*YOUR TASK:*
Go through the data and copy every line exactly, but not the images.
[Begin RECORDS TO PROCESS]
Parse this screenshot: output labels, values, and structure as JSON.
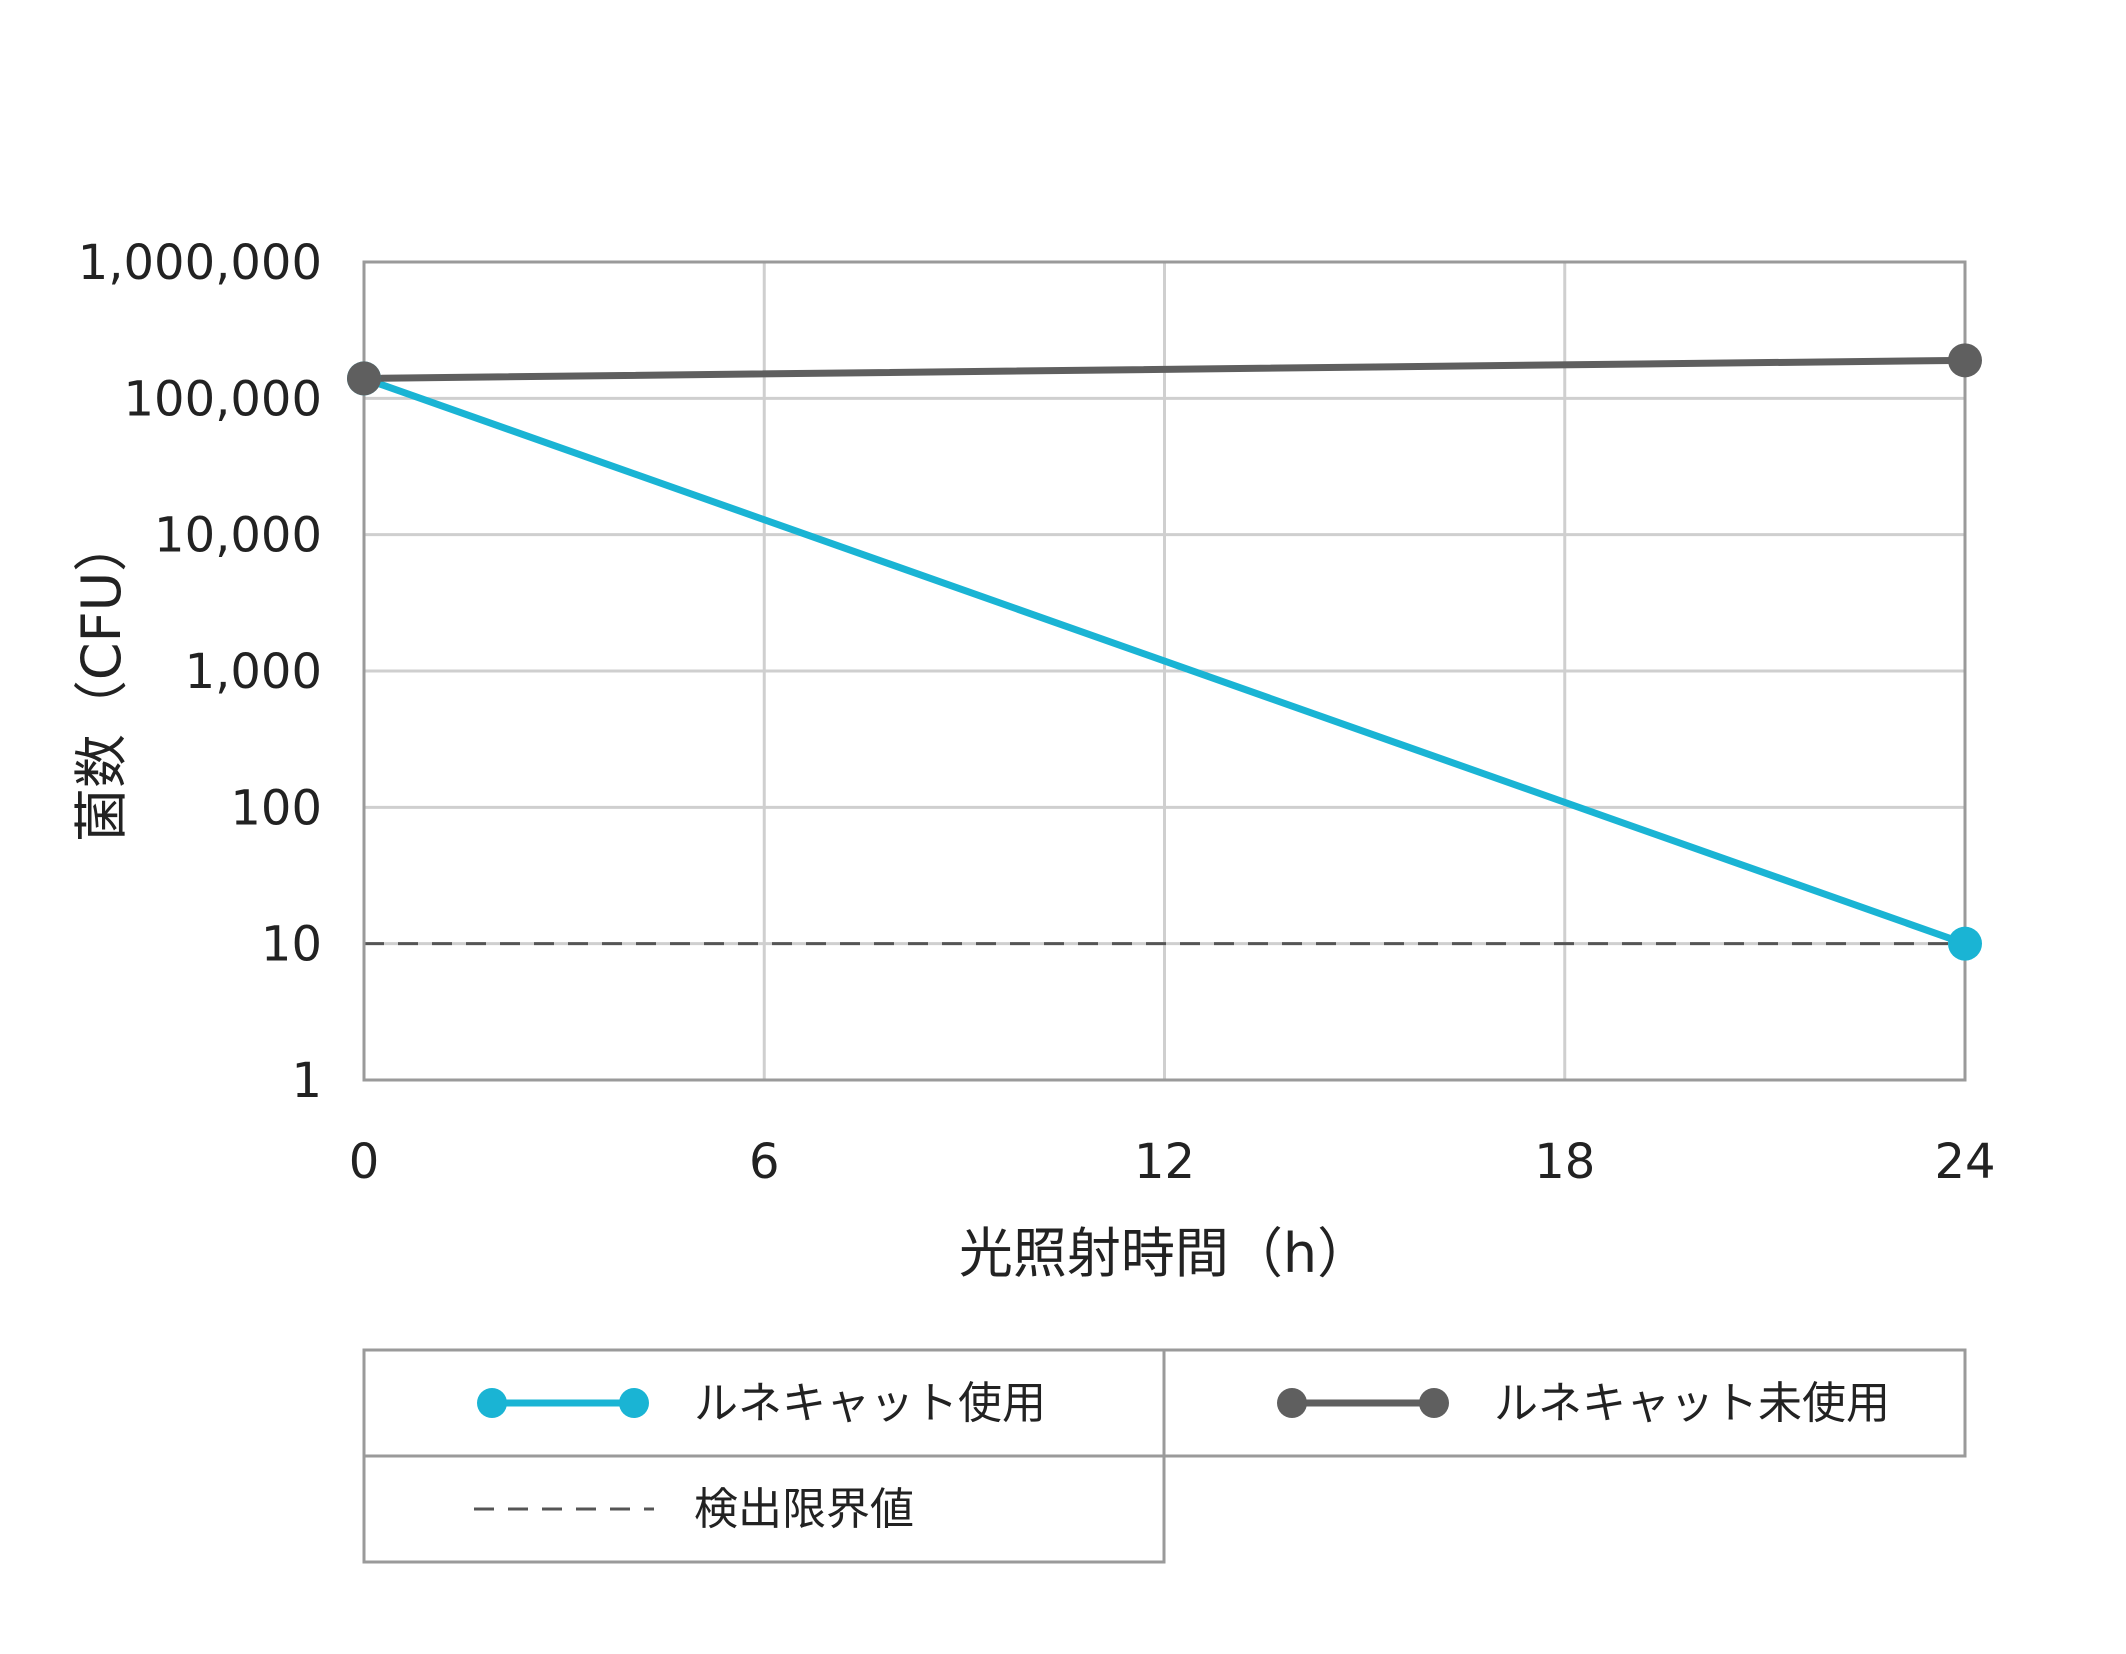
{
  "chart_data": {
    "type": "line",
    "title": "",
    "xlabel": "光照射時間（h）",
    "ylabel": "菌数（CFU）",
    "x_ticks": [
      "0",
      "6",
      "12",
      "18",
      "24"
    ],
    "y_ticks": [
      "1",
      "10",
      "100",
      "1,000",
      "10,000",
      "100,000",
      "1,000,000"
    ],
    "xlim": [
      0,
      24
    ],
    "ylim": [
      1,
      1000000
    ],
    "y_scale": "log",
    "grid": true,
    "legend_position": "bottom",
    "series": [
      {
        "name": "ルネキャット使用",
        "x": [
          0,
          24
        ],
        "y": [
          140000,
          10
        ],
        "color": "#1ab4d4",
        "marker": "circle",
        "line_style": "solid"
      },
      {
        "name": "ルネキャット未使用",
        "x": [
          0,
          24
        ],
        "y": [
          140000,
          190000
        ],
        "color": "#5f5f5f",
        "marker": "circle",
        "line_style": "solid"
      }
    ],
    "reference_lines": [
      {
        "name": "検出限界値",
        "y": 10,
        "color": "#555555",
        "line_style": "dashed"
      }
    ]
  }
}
[End RECORDS TO PROCESS]
*RESULT OF THE TASK:*
Parse this screenshot: output labels, values, and structure as JSON.
{
  "chart_data": {
    "type": "line",
    "title": "",
    "xlabel": "光照射時間（h）",
    "ylabel": "菌数（CFU）",
    "x_ticks": [
      "0",
      "6",
      "12",
      "18",
      "24"
    ],
    "y_ticks": [
      "1",
      "10",
      "100",
      "1,000",
      "10,000",
      "100,000",
      "1,000,000"
    ],
    "xlim": [
      0,
      24
    ],
    "ylim": [
      1,
      1000000
    ],
    "y_scale": "log",
    "grid": true,
    "legend_position": "bottom",
    "series": [
      {
        "name": "ルネキャット使用",
        "x": [
          0,
          24
        ],
        "y": [
          140000,
          10
        ],
        "color": "#1ab4d4",
        "marker": "circle",
        "line_style": "solid"
      },
      {
        "name": "ルネキャット未使用",
        "x": [
          0,
          24
        ],
        "y": [
          140000,
          190000
        ],
        "color": "#5f5f5f",
        "marker": "circle",
        "line_style": "solid"
      }
    ],
    "reference_lines": [
      {
        "name": "検出限界値",
        "y": 10,
        "color": "#555555",
        "line_style": "dashed"
      }
    ]
  }
}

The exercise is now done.